## Work to be completed
Quote all of the data exactly as given. Skip every picture it contains.

┌──

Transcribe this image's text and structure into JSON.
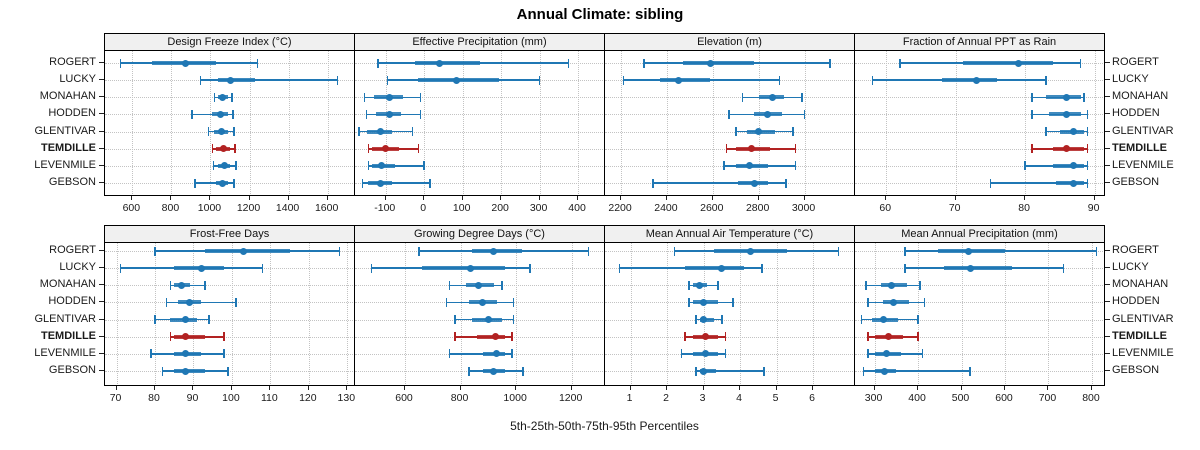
{
  "title": "Annual Climate: sibling",
  "caption": "5th-25th-50th-75th-95th Percentiles",
  "sites": [
    "ROGERT",
    "LUCKY",
    "MONAHAN",
    "HODDEN",
    "GLENTIVAR",
    "TEMDILLE",
    "LEVENMILE",
    "GEBSON"
  ],
  "highlight_site": "TEMDILLE",
  "colors": {
    "series": "#1f77b4",
    "highlight": "#b22222",
    "header_bg": "#f0f0f0",
    "panel_border": "#000000",
    "grid": "#c3c3c3",
    "tick": "#222222",
    "text": "#1a1a1a"
  },
  "chart_data": {
    "type": "dotplot",
    "percentiles": [
      "5th",
      "25th",
      "50th",
      "75th",
      "95th"
    ],
    "note": "values[siteIndex] = [p5, p25, p50, p75, p95] in site order",
    "legend_position": "none",
    "grid": true,
    "panels": [
      {
        "label": "Design Freeze Index (°C)",
        "row": 0,
        "col": 0,
        "domain": [
          460,
          1740
        ],
        "ticks": [
          600,
          800,
          1000,
          1200,
          1400,
          1600
        ],
        "values": [
          [
            540,
            700,
            870,
            1030,
            1240
          ],
          [
            950,
            1040,
            1100,
            1230,
            1650
          ],
          [
            1020,
            1040,
            1060,
            1090,
            1110
          ],
          [
            905,
            1010,
            1050,
            1090,
            1115
          ],
          [
            990,
            1020,
            1055,
            1090,
            1120
          ],
          [
            1010,
            1030,
            1065,
            1100,
            1125
          ],
          [
            1015,
            1040,
            1070,
            1100,
            1130
          ],
          [
            920,
            1030,
            1060,
            1090,
            1120
          ]
        ]
      },
      {
        "label": "Effective Precipitation (mm)",
        "row": 0,
        "col": 1,
        "domain": [
          -180,
          470
        ],
        "ticks": [
          -100,
          0,
          100,
          200,
          300,
          400
        ],
        "values": [
          [
            -120,
            -25,
            40,
            145,
            375
          ],
          [
            -95,
            -15,
            85,
            195,
            300
          ],
          [
            -155,
            -130,
            -90,
            -55,
            -10
          ],
          [
            -150,
            -125,
            -90,
            -60,
            -10
          ],
          [
            -170,
            -150,
            -115,
            -85,
            -30
          ],
          [
            -145,
            -135,
            -100,
            -65,
            -15
          ],
          [
            -145,
            -135,
            -110,
            -75,
            0
          ],
          [
            -160,
            -145,
            -115,
            -85,
            15
          ]
        ]
      },
      {
        "label": "Elevation (m)",
        "row": 0,
        "col": 2,
        "domain": [
          2130,
          3220
        ],
        "ticks": [
          2200,
          2400,
          2600,
          2800,
          3000
        ],
        "values": [
          [
            2300,
            2470,
            2590,
            2780,
            3110
          ],
          [
            2210,
            2370,
            2450,
            2590,
            2890
          ],
          [
            2730,
            2800,
            2860,
            2910,
            2990
          ],
          [
            2670,
            2780,
            2840,
            2900,
            3000
          ],
          [
            2700,
            2750,
            2800,
            2870,
            2950
          ],
          [
            2660,
            2700,
            2770,
            2850,
            2960
          ],
          [
            2650,
            2700,
            2760,
            2840,
            2960
          ],
          [
            2340,
            2710,
            2780,
            2840,
            2920
          ]
        ]
      },
      {
        "label": "Fraction of Annual PPT as Rain",
        "row": 0,
        "col": 3,
        "domain": [
          55.5,
          91.5
        ],
        "ticks": [
          60,
          70,
          80,
          90
        ],
        "values": [
          [
            62,
            71,
            79,
            84,
            88
          ],
          [
            58,
            68,
            73,
            76,
            83
          ],
          [
            81,
            83,
            86,
            88,
            88.5
          ],
          [
            81,
            83.5,
            86,
            88,
            89
          ],
          [
            83,
            85,
            87,
            88.5,
            89
          ],
          [
            81,
            84,
            86,
            88.5,
            89
          ],
          [
            80,
            84,
            87,
            88.5,
            89
          ],
          [
            75,
            84.5,
            87,
            88.5,
            89
          ]
        ]
      },
      {
        "label": "Frost-Free Days",
        "row": 1,
        "col": 0,
        "domain": [
          67,
          132
        ],
        "ticks": [
          70,
          80,
          90,
          100,
          110,
          120,
          130
        ],
        "values": [
          [
            80,
            93,
            103,
            115,
            128
          ],
          [
            71,
            85,
            92,
            98,
            108
          ],
          [
            84,
            85,
            87,
            89,
            93
          ],
          [
            83,
            86,
            89,
            92,
            101
          ],
          [
            80,
            84,
            88,
            91,
            94
          ],
          [
            84,
            85,
            88,
            93,
            98
          ],
          [
            79,
            85,
            88,
            92,
            98
          ],
          [
            82,
            85,
            88,
            93,
            99
          ]
        ]
      },
      {
        "label": "Growing Degree Days (°C)",
        "row": 1,
        "col": 1,
        "domain": [
          420,
          1320
        ],
        "ticks": [
          600,
          800,
          1000,
          1200
        ],
        "values": [
          [
            650,
            840,
            920,
            1020,
            1260
          ],
          [
            480,
            660,
            835,
            960,
            1050
          ],
          [
            760,
            820,
            865,
            920,
            950
          ],
          [
            750,
            830,
            880,
            930,
            990
          ],
          [
            780,
            840,
            900,
            950,
            990
          ],
          [
            780,
            860,
            925,
            960,
            985
          ],
          [
            760,
            880,
            930,
            960,
            985
          ],
          [
            830,
            880,
            920,
            960,
            1025
          ]
        ]
      },
      {
        "label": "Mean Annual Air Temperature (°C)",
        "row": 1,
        "col": 2,
        "domain": [
          0.3,
          7.15
        ],
        "ticks": [
          1,
          2,
          3,
          4,
          5,
          6
        ],
        "values": [
          [
            2.2,
            3.3,
            4.3,
            5.3,
            6.7
          ],
          [
            0.7,
            2.5,
            3.5,
            4.1,
            4.6
          ],
          [
            2.6,
            2.7,
            2.9,
            3.1,
            3.4
          ],
          [
            2.6,
            2.7,
            3.0,
            3.4,
            3.8
          ],
          [
            2.8,
            2.9,
            3.0,
            3.3,
            3.5
          ],
          [
            2.5,
            2.7,
            3.05,
            3.4,
            3.6
          ],
          [
            2.4,
            2.7,
            3.05,
            3.4,
            3.6
          ],
          [
            2.8,
            2.9,
            3.0,
            3.35,
            4.65
          ]
        ]
      },
      {
        "label": "Mean Annual Precipitation (mm)",
        "row": 1,
        "col": 3,
        "domain": [
          255,
          830
        ],
        "ticks": [
          300,
          400,
          500,
          600,
          700,
          800
        ],
        "values": [
          [
            370,
            445,
            515,
            600,
            810
          ],
          [
            370,
            460,
            520,
            615,
            735
          ],
          [
            280,
            315,
            340,
            375,
            405
          ],
          [
            285,
            320,
            343,
            380,
            415
          ],
          [
            270,
            295,
            320,
            355,
            400
          ],
          [
            285,
            300,
            332,
            365,
            400
          ],
          [
            285,
            300,
            327,
            360,
            410
          ],
          [
            275,
            300,
            322,
            350,
            520
          ]
        ]
      }
    ]
  }
}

└──

## Full response
Transcribe this image's text and structure into JSON.
{
  "title": "Annual Climate: sibling",
  "caption": "5th-25th-50th-75th-95th Percentiles",
  "sites": [
    "ROGERT",
    "LUCKY",
    "MONAHAN",
    "HODDEN",
    "GLENTIVAR",
    "TEMDILLE",
    "LEVENMILE",
    "GEBSON"
  ],
  "highlight_site": "TEMDILLE",
  "colors": {
    "series": "#1f77b4",
    "highlight": "#b22222",
    "header_bg": "#f0f0f0",
    "panel_border": "#000000",
    "grid": "#c3c3c3",
    "tick": "#222222",
    "text": "#1a1a1a"
  },
  "chart_data": {
    "type": "dotplot",
    "percentiles": [
      "5th",
      "25th",
      "50th",
      "75th",
      "95th"
    ],
    "note": "values[siteIndex] = [p5, p25, p50, p75, p95] in site order",
    "legend_position": "none",
    "grid": true,
    "panels": [
      {
        "label": "Design Freeze Index (°C)",
        "row": 0,
        "col": 0,
        "domain": [
          460,
          1740
        ],
        "ticks": [
          600,
          800,
          1000,
          1200,
          1400,
          1600
        ],
        "values": [
          [
            540,
            700,
            870,
            1030,
            1240
          ],
          [
            950,
            1040,
            1100,
            1230,
            1650
          ],
          [
            1020,
            1040,
            1060,
            1090,
            1110
          ],
          [
            905,
            1010,
            1050,
            1090,
            1115
          ],
          [
            990,
            1020,
            1055,
            1090,
            1120
          ],
          [
            1010,
            1030,
            1065,
            1100,
            1125
          ],
          [
            1015,
            1040,
            1070,
            1100,
            1130
          ],
          [
            920,
            1030,
            1060,
            1090,
            1120
          ]
        ]
      },
      {
        "label": "Effective Precipitation (mm)",
        "row": 0,
        "col": 1,
        "domain": [
          -180,
          470
        ],
        "ticks": [
          -100,
          0,
          100,
          200,
          300,
          400
        ],
        "values": [
          [
            -120,
            -25,
            40,
            145,
            375
          ],
          [
            -95,
            -15,
            85,
            195,
            300
          ],
          [
            -155,
            -130,
            -90,
            -55,
            -10
          ],
          [
            -150,
            -125,
            -90,
            -60,
            -10
          ],
          [
            -170,
            -150,
            -115,
            -85,
            -30
          ],
          [
            -145,
            -135,
            -100,
            -65,
            -15
          ],
          [
            -145,
            -135,
            -110,
            -75,
            0
          ],
          [
            -160,
            -145,
            -115,
            -85,
            15
          ]
        ]
      },
      {
        "label": "Elevation (m)",
        "row": 0,
        "col": 2,
        "domain": [
          2130,
          3220
        ],
        "ticks": [
          2200,
          2400,
          2600,
          2800,
          3000
        ],
        "values": [
          [
            2300,
            2470,
            2590,
            2780,
            3110
          ],
          [
            2210,
            2370,
            2450,
            2590,
            2890
          ],
          [
            2730,
            2800,
            2860,
            2910,
            2990
          ],
          [
            2670,
            2780,
            2840,
            2900,
            3000
          ],
          [
            2700,
            2750,
            2800,
            2870,
            2950
          ],
          [
            2660,
            2700,
            2770,
            2850,
            2960
          ],
          [
            2650,
            2700,
            2760,
            2840,
            2960
          ],
          [
            2340,
            2710,
            2780,
            2840,
            2920
          ]
        ]
      },
      {
        "label": "Fraction of Annual PPT as Rain",
        "row": 0,
        "col": 3,
        "domain": [
          55.5,
          91.5
        ],
        "ticks": [
          60,
          70,
          80,
          90
        ],
        "values": [
          [
            62,
            71,
            79,
            84,
            88
          ],
          [
            58,
            68,
            73,
            76,
            83
          ],
          [
            81,
            83,
            86,
            88,
            88.5
          ],
          [
            81,
            83.5,
            86,
            88,
            89
          ],
          [
            83,
            85,
            87,
            88.5,
            89
          ],
          [
            81,
            84,
            86,
            88.5,
            89
          ],
          [
            80,
            84,
            87,
            88.5,
            89
          ],
          [
            75,
            84.5,
            87,
            88.5,
            89
          ]
        ]
      },
      {
        "label": "Frost-Free Days",
        "row": 1,
        "col": 0,
        "domain": [
          67,
          132
        ],
        "ticks": [
          70,
          80,
          90,
          100,
          110,
          120,
          130
        ],
        "values": [
          [
            80,
            93,
            103,
            115,
            128
          ],
          [
            71,
            85,
            92,
            98,
            108
          ],
          [
            84,
            85,
            87,
            89,
            93
          ],
          [
            83,
            86,
            89,
            92,
            101
          ],
          [
            80,
            84,
            88,
            91,
            94
          ],
          [
            84,
            85,
            88,
            93,
            98
          ],
          [
            79,
            85,
            88,
            92,
            98
          ],
          [
            82,
            85,
            88,
            93,
            99
          ]
        ]
      },
      {
        "label": "Growing Degree Days (°C)",
        "row": 1,
        "col": 1,
        "domain": [
          420,
          1320
        ],
        "ticks": [
          600,
          800,
          1000,
          1200
        ],
        "values": [
          [
            650,
            840,
            920,
            1020,
            1260
          ],
          [
            480,
            660,
            835,
            960,
            1050
          ],
          [
            760,
            820,
            865,
            920,
            950
          ],
          [
            750,
            830,
            880,
            930,
            990
          ],
          [
            780,
            840,
            900,
            950,
            990
          ],
          [
            780,
            860,
            925,
            960,
            985
          ],
          [
            760,
            880,
            930,
            960,
            985
          ],
          [
            830,
            880,
            920,
            960,
            1025
          ]
        ]
      },
      {
        "label": "Mean Annual Air Temperature (°C)",
        "row": 1,
        "col": 2,
        "domain": [
          0.3,
          7.15
        ],
        "ticks": [
          1,
          2,
          3,
          4,
          5,
          6
        ],
        "values": [
          [
            2.2,
            3.3,
            4.3,
            5.3,
            6.7
          ],
          [
            0.7,
            2.5,
            3.5,
            4.1,
            4.6
          ],
          [
            2.6,
            2.7,
            2.9,
            3.1,
            3.4
          ],
          [
            2.6,
            2.7,
            3.0,
            3.4,
            3.8
          ],
          [
            2.8,
            2.9,
            3.0,
            3.3,
            3.5
          ],
          [
            2.5,
            2.7,
            3.05,
            3.4,
            3.6
          ],
          [
            2.4,
            2.7,
            3.05,
            3.4,
            3.6
          ],
          [
            2.8,
            2.9,
            3.0,
            3.35,
            4.65
          ]
        ]
      },
      {
        "label": "Mean Annual Precipitation (mm)",
        "row": 1,
        "col": 3,
        "domain": [
          255,
          830
        ],
        "ticks": [
          300,
          400,
          500,
          600,
          700,
          800
        ],
        "values": [
          [
            370,
            445,
            515,
            600,
            810
          ],
          [
            370,
            460,
            520,
            615,
            735
          ],
          [
            280,
            315,
            340,
            375,
            405
          ],
          [
            285,
            320,
            343,
            380,
            415
          ],
          [
            270,
            295,
            320,
            355,
            400
          ],
          [
            285,
            300,
            332,
            365,
            400
          ],
          [
            285,
            300,
            327,
            360,
            410
          ],
          [
            275,
            300,
            322,
            350,
            520
          ]
        ]
      }
    ]
  }
}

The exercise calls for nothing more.